> [DATA IN THIS EXERCISE]:
....................
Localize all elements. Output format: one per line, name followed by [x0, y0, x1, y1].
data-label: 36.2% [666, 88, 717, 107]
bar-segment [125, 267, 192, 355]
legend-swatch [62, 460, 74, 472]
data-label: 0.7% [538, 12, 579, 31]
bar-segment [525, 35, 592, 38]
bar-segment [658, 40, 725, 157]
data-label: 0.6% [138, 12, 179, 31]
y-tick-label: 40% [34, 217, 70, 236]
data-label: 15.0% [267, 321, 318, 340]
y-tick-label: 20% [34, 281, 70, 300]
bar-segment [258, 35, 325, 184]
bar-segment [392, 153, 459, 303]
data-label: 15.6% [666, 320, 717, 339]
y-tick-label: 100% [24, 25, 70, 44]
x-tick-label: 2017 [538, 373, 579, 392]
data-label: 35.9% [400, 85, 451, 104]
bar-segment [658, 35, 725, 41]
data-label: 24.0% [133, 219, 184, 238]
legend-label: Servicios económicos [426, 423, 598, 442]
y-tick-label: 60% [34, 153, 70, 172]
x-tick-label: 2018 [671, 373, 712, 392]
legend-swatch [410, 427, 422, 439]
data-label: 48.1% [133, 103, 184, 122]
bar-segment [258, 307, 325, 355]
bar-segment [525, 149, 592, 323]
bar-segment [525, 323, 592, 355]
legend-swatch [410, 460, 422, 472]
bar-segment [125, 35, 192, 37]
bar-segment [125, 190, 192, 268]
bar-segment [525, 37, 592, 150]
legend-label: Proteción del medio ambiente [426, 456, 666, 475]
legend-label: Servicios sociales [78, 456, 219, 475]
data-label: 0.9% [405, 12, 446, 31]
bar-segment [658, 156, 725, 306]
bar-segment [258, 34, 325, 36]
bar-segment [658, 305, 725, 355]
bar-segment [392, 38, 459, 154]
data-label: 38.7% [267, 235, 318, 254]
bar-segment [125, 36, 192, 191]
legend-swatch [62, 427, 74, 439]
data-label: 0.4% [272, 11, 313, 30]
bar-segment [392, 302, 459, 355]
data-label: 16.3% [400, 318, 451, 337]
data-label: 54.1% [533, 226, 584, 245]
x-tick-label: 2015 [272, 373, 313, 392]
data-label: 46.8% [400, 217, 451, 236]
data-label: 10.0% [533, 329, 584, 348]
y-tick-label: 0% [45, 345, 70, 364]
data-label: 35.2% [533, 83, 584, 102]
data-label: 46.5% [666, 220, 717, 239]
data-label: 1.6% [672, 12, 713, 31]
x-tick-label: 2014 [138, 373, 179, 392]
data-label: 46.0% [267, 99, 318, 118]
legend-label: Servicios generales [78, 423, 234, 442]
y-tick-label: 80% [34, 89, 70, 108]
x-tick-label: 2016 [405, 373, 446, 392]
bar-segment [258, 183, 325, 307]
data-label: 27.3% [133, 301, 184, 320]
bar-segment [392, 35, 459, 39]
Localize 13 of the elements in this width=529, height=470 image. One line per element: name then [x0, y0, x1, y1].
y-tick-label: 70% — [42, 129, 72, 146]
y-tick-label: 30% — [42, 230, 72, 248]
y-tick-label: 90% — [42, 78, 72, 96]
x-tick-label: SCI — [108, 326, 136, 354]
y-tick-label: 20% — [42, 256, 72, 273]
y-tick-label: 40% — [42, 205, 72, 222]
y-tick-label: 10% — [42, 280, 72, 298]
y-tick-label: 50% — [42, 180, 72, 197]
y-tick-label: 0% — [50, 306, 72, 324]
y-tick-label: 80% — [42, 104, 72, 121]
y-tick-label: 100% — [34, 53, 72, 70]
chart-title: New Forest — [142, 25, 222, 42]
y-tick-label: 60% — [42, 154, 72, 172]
....................
> [TASK OBJECTIVE]:
Reproduce the records verbatim, starting at their first line and ending at the line containing "bar-segment [258, 35, 325, 184]", with both ends included.

> [EXERCISE SOLUTION]:
Localize all elements. Output format: one per line, name followed by [x0, y0, x1, y1].
data-label: 36.2% [666, 88, 717, 107]
bar-segment [125, 267, 192, 355]
legend-swatch [62, 460, 74, 472]
data-label: 0.7% [538, 12, 579, 31]
bar-segment [525, 35, 592, 38]
bar-segment [658, 40, 725, 157]
data-label: 0.6% [138, 12, 179, 31]
y-tick-label: 40% [34, 217, 70, 236]
data-label: 15.0% [267, 321, 318, 340]
y-tick-label: 20% [34, 281, 70, 300]
bar-segment [258, 35, 325, 184]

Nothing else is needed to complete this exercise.